* GOAL: Transcribe the records that follow, preserving every word.

**** DATA TO USE ****

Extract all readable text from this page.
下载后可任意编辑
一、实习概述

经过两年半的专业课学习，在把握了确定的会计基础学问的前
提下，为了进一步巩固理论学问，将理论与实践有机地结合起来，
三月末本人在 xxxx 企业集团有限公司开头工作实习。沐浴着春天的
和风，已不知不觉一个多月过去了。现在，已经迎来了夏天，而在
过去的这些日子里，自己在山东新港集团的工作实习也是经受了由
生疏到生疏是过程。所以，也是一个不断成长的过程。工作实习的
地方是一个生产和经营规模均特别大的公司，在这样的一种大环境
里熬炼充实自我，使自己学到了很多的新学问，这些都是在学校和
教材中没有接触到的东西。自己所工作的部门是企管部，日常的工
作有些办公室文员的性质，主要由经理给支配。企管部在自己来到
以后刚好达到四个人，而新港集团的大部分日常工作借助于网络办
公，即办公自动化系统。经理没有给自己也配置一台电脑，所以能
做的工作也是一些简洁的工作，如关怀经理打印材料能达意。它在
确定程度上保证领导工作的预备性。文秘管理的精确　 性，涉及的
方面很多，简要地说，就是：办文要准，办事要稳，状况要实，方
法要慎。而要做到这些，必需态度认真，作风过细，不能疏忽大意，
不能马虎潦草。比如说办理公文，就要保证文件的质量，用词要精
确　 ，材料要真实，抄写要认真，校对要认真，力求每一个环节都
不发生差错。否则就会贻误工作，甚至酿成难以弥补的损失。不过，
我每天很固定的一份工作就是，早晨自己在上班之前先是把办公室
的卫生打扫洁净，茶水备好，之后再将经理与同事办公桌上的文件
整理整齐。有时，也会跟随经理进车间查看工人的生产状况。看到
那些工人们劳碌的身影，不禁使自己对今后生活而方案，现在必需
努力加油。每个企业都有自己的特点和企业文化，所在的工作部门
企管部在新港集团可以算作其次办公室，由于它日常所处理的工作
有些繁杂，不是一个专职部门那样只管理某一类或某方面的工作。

****

* REPLY:
Extract all readable text from this page.
下载后可任意编辑
一、实习概述

经过两年半的专业课学习，在把握了确定的会计基础学问的前
提下，为了进一步巩固理论学问，将理论与实践有机地结合起来，
三月末本人在 xxxx 企业集团有限公司开头工作实习。沐浴着春天的
和风，已不知不觉一个多月过去了。现在，已经迎来了夏天，而在
过去的这些日子里，自己在山东新港集团的工作实习也是经受了由
生疏到生疏是过程。所以，也是一个不断成长的过程。工作实习的
地方是一个生产和经营规模均特别大的公司，在这样的一种大环境
里熬炼充实自我，使自己学到了很多的新学问，这些都是在学校和
教材中没有接触到的东西。自己所工作的部门是企管部，日常的工
作有些办公室文员的性质，主要由经理给支配。企管部在自己来到
以后刚好达到四个人，而新港集团的大部分日常工作借助于网络办
公，即办公自动化系统。经理没有给自己也配置一台电脑，所以能
做的工作也是一些简洁的工作，如关怀经理打印材料能达意。它在
确定程度上保证领导工作的预备性。文秘管理的精确　 性，涉及的
方面很多，简要地说，就是：办文要准，办事要稳，状况要实，方
法要慎。而要做到这些，必需态度认真，作风过细，不能疏忽大意，
不能马虎潦草。比如说办理公文，就要保证文件的质量，用词要精
确　 ，材料要真实，抄写要认真，校对要认真，力求每一个环节都
不发生差错。否则就会贻误工作，甚至酿成难以弥补的损失。不过，
我每天很固定的一份工作就是，早晨自己在上班之前先是把办公室
的卫生打扫洁净，茶水备好，之后再将经理与同事办公桌上的文件
整理整齐。有时，也会跟随经理进车间查看工人的生产状况。看到
那些工人们劳碌的身影，不禁使自己对今后生活而方案，现在必需
努力加油。每个企业都有自己的特点和企业文化，所在的工作部门
企管部在新港集团可以算作其次办公室，由于它日常所处理的工作
有些繁杂，不是一个专职部门那样只管理某一类或某方面的工作。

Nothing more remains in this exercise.